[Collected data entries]

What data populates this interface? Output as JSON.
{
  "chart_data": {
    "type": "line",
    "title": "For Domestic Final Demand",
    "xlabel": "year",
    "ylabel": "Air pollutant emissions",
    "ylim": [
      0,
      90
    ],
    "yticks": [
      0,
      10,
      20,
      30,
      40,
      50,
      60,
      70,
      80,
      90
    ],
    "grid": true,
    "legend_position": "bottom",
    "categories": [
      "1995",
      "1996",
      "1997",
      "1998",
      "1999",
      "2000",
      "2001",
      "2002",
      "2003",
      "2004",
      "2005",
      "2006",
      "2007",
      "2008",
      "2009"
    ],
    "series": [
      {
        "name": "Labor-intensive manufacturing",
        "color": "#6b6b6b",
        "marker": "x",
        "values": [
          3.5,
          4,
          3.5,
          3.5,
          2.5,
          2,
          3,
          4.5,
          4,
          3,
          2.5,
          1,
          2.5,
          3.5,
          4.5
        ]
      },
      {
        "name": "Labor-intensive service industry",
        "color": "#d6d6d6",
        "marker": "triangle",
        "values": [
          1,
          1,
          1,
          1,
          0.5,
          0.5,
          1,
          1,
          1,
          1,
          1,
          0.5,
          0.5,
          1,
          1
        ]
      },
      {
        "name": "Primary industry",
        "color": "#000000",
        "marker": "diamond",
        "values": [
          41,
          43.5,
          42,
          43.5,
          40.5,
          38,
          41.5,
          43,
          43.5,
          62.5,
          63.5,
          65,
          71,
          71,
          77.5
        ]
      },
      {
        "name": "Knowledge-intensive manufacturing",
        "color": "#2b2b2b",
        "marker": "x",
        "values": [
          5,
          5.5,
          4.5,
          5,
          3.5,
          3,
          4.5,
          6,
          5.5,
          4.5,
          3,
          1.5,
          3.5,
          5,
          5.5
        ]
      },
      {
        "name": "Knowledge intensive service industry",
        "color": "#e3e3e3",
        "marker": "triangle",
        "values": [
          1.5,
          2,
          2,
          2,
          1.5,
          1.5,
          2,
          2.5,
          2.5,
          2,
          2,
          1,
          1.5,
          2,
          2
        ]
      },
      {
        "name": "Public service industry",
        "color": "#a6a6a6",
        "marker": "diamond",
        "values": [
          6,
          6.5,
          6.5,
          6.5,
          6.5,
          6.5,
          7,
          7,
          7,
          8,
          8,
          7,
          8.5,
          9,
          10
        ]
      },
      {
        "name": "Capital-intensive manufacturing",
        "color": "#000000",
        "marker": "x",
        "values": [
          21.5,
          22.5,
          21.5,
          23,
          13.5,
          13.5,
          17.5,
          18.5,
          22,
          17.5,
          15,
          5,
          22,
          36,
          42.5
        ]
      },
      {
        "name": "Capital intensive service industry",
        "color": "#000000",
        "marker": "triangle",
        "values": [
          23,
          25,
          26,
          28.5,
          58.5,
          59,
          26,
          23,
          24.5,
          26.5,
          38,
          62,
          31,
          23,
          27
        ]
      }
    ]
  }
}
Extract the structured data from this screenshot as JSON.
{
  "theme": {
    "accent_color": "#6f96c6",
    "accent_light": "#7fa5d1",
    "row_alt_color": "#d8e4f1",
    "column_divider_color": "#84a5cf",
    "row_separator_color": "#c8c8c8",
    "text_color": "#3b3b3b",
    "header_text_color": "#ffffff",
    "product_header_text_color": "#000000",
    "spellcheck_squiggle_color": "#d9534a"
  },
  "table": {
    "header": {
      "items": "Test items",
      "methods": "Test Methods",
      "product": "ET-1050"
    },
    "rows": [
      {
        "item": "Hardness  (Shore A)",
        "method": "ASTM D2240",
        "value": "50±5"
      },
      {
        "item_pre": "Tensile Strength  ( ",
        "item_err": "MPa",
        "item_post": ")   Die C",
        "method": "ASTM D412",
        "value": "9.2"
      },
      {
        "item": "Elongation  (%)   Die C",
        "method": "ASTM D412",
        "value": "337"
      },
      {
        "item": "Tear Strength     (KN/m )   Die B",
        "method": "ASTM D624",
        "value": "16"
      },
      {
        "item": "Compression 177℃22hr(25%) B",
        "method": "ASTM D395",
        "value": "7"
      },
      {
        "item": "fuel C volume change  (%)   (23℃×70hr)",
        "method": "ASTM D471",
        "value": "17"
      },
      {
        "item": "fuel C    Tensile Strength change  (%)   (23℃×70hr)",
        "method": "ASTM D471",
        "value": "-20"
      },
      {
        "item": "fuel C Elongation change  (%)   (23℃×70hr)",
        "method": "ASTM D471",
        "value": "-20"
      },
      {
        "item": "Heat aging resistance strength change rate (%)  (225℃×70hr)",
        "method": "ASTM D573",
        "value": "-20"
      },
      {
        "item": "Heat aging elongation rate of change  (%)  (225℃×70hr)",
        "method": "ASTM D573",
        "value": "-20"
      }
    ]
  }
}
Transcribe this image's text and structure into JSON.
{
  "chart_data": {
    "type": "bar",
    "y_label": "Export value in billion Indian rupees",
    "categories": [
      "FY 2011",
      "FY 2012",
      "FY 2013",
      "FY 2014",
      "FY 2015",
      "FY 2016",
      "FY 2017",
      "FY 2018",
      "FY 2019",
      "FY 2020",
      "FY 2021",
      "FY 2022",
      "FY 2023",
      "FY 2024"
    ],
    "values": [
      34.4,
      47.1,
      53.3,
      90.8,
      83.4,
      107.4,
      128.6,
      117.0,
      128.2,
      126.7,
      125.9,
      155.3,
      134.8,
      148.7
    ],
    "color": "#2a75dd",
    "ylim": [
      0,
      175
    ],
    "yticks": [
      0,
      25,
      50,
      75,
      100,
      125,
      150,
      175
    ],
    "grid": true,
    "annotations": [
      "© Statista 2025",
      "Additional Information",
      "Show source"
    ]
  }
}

▸ **DESCRIPTION OF THE TASK**: Pull out every line containing "Heat".

▸ **RESPONSE**:
        "item": "Heat aging resistance strength change rate (%)  (225℃×70hr)",
        "item": "Heat aging elongation rate of change  (%)  (225℃×70hr)",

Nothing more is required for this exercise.